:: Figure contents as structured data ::
==================================================
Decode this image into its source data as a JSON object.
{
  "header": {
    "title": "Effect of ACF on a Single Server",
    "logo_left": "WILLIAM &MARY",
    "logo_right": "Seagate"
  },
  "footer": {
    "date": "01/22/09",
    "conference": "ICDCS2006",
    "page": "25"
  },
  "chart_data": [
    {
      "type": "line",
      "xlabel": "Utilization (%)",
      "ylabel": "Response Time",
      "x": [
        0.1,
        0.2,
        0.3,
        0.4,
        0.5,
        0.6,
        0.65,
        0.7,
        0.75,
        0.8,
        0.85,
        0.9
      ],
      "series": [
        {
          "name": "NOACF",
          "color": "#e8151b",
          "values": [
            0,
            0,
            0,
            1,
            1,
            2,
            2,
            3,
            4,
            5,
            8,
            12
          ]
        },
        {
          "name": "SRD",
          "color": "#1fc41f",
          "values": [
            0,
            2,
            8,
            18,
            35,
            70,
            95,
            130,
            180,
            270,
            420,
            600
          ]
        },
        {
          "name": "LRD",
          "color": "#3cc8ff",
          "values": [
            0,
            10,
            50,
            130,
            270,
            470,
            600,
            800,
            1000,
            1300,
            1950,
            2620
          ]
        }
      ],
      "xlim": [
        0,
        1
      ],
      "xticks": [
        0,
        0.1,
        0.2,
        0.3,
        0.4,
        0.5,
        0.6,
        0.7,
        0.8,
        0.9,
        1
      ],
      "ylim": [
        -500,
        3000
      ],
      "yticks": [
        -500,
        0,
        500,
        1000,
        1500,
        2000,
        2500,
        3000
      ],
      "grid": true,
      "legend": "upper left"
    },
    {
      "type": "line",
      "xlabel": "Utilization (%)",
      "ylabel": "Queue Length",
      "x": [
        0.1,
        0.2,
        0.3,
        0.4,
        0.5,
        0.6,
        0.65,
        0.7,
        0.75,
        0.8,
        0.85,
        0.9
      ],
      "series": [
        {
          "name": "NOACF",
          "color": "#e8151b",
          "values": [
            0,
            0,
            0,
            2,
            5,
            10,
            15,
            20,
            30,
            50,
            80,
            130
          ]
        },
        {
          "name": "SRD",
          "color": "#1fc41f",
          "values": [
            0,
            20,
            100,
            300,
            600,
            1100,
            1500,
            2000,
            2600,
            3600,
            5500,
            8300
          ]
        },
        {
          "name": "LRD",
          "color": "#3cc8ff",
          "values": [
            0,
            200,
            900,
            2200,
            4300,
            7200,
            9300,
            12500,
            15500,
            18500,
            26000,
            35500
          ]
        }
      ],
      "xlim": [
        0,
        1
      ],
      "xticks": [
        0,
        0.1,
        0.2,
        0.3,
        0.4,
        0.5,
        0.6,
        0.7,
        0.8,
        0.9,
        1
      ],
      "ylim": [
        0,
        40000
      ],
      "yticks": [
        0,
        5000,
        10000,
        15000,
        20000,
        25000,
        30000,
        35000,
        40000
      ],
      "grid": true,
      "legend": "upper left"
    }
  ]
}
==================================================
:: Task ::
Write out each line of the data above again, exactly as given.

:: Answer to the problem ::
Decode this image into its source data as a JSON object.
{
  "header": {
    "title": "Effect of ACF on a Single Server",
    "logo_left": "WILLIAM &MARY",
    "logo_right": "Seagate"
  },
  "footer": {
    "date": "01/22/09",
    "conference": "ICDCS2006",
    "page": "25"
  },
  "chart_data": [
    {
      "type": "line",
      "xlabel": "Utilization (%)",
      "ylabel": "Response Time",
      "x": [
        0.1,
        0.2,
        0.3,
        0.4,
        0.5,
        0.6,
        0.65,
        0.7,
        0.75,
        0.8,
        0.85,
        0.9
      ],
      "series": [
        {
          "name": "NOACF",
          "color": "#e8151b",
          "values": [
            0,
            0,
            0,
            1,
            1,
            2,
            2,
            3,
            4,
            5,
            8,
            12
          ]
        },
        {
          "name": "SRD",
          "color": "#1fc41f",
          "values": [
            0,
            2,
            8,
            18,
            35,
            70,
            95,
            130,
            180,
            270,
            420,
            600
          ]
        },
        {
          "name": "LRD",
          "color": "#3cc8ff",
          "values": [
            0,
            10,
            50,
            130,
            270,
            470,
            600,
            800,
            1000,
            1300,
            1950,
            2620
          ]
        }
      ],
      "xlim": [
        0,
        1
      ],
      "xticks": [
        0,
        0.1,
        0.2,
        0.3,
        0.4,
        0.5,
        0.6,
        0.7,
        0.8,
        0.9,
        1
      ],
      "ylim": [
        -500,
        3000
      ],
      "yticks": [
        -500,
        0,
        500,
        1000,
        1500,
        2000,
        2500,
        3000
      ],
      "grid": true,
      "legend": "upper left"
    },
    {
      "type": "line",
      "xlabel": "Utilization (%)",
      "ylabel": "Queue Length",
      "x": [
        0.1,
        0.2,
        0.3,
        0.4,
        0.5,
        0.6,
        0.65,
        0.7,
        0.75,
        0.8,
        0.85,
        0.9
      ],
      "series": [
        {
          "name": "NOACF",
          "color": "#e8151b",
          "values": [
            0,
            0,
            0,
            2,
            5,
            10,
            15,
            20,
            30,
            50,
            80,
            130
          ]
        },
        {
          "name": "SRD",
          "color": "#1fc41f",
          "values": [
            0,
            20,
            100,
            300,
            600,
            1100,
            1500,
            2000,
            2600,
            3600,
            5500,
            8300
          ]
        },
        {
          "name": "LRD",
          "color": "#3cc8ff",
          "values": [
            0,
            200,
            900,
            2200,
            4300,
            7200,
            9300,
            12500,
            15500,
            18500,
            26000,
            35500
          ]
        }
      ],
      "xlim": [
        0,
        1
      ],
      "xticks": [
        0,
        0.1,
        0.2,
        0.3,
        0.4,
        0.5,
        0.6,
        0.7,
        0.8,
        0.9,
        1
      ],
      "ylim": [
        0,
        40000
      ],
      "yticks": [
        0,
        5000,
        10000,
        15000,
        20000,
        25000,
        30000,
        35000,
        40000
      ],
      "grid": true,
      "legend": "upper left"
    }
  ]
}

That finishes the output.